Do this:
Your task is to repeat the listing exactly.

Data section:
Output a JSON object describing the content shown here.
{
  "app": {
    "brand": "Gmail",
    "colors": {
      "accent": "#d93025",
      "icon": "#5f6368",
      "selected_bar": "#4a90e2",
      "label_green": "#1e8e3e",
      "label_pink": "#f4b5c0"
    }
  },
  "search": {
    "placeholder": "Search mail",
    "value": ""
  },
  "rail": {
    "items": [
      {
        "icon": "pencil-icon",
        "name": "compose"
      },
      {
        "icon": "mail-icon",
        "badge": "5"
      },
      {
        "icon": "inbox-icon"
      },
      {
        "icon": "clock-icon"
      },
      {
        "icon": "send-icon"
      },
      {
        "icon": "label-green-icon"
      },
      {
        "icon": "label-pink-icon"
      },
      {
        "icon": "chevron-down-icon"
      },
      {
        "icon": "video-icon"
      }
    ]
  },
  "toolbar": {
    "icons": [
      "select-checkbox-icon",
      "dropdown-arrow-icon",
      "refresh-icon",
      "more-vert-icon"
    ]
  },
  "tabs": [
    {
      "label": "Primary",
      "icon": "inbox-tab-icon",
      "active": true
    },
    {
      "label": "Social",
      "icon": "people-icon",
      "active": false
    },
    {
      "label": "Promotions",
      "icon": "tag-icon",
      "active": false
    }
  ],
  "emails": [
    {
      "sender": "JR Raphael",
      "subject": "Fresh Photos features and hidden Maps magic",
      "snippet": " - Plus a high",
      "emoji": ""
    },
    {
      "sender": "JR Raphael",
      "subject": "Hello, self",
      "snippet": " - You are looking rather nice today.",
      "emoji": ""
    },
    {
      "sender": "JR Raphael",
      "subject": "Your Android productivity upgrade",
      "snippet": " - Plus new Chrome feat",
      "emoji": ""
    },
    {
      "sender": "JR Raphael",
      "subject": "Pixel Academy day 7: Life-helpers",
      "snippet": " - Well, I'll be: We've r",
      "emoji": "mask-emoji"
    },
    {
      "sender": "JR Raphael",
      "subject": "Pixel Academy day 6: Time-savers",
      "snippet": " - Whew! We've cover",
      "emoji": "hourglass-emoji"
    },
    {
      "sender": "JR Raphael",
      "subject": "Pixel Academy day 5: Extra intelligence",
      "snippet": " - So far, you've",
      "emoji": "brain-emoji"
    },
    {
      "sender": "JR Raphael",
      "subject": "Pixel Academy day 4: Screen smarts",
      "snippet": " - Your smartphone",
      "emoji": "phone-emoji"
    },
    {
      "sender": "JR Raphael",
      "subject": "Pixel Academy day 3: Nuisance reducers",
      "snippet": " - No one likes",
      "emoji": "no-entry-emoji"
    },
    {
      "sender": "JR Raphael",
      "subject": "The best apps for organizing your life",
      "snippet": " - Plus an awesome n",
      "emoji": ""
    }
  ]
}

The answer:
Output a JSON object describing the content shown here.
{
  "app": {
    "brand": "Gmail",
    "colors": {
      "accent": "#d93025",
      "icon": "#5f6368",
      "selected_bar": "#4a90e2",
      "label_green": "#1e8e3e",
      "label_pink": "#f4b5c0"
    }
  },
  "search": {
    "placeholder": "Search mail",
    "value": ""
  },
  "rail": {
    "items": [
      {
        "icon": "pencil-icon",
        "name": "compose"
      },
      {
        "icon": "mail-icon",
        "badge": "5"
      },
      {
        "icon": "inbox-icon"
      },
      {
        "icon": "clock-icon"
      },
      {
        "icon": "send-icon"
      },
      {
        "icon": "label-green-icon"
      },
      {
        "icon": "label-pink-icon"
      },
      {
        "icon": "chevron-down-icon"
      },
      {
        "icon": "video-icon"
      }
    ]
  },
  "toolbar": {
    "icons": [
      "select-checkbox-icon",
      "dropdown-arrow-icon",
      "refresh-icon",
      "more-vert-icon"
    ]
  },
  "tabs": [
    {
      "label": "Primary",
      "icon": "inbox-tab-icon",
      "active": true
    },
    {
      "label": "Social",
      "icon": "people-icon",
      "active": false
    },
    {
      "label": "Promotions",
      "icon": "tag-icon",
      "active": false
    }
  ],
  "emails": [
    {
      "sender": "JR Raphael",
      "subject": "Fresh Photos features and hidden Maps magic",
      "snippet": " - Plus a high",
      "emoji": ""
    },
    {
      "sender": "JR Raphael",
      "subject": "Hello, self",
      "snippet": " - You are looking rather nice today.",
      "emoji": ""
    },
    {
      "sender": "JR Raphael",
      "subject": "Your Android productivity upgrade",
      "snippet": " - Plus new Chrome feat",
      "emoji": ""
    },
    {
      "sender": "JR Raphael",
      "subject": "Pixel Academy day 7: Life-helpers",
      "snippet": " - Well, I'll be: We've r",
      "emoji": "mask-emoji"
    },
    {
      "sender": "JR Raphael",
      "subject": "Pixel Academy day 6: Time-savers",
      "snippet": " - Whew! We've cover",
      "emoji": "hourglass-emoji"
    },
    {
      "sender": "JR Raphael",
      "subject": "Pixel Academy day 5: Extra intelligence",
      "snippet": " - So far, you've",
      "emoji": "brain-emoji"
    },
    {
      "sender": "JR Raphael",
      "subject": "Pixel Academy day 4: Screen smarts",
      "snippet": " - Your smartphone",
      "emoji": "phone-emoji"
    },
    {
      "sender": "JR Raphael",
      "subject": "Pixel Academy day 3: Nuisance reducers",
      "snippet": " - No one likes",
      "emoji": "no-entry-emoji"
    },
    {
      "sender": "JR Raphael",
      "subject": "The best apps for organizing your life",
      "snippet": " - Plus an awesome n",
      "emoji": ""
    }
  ]
}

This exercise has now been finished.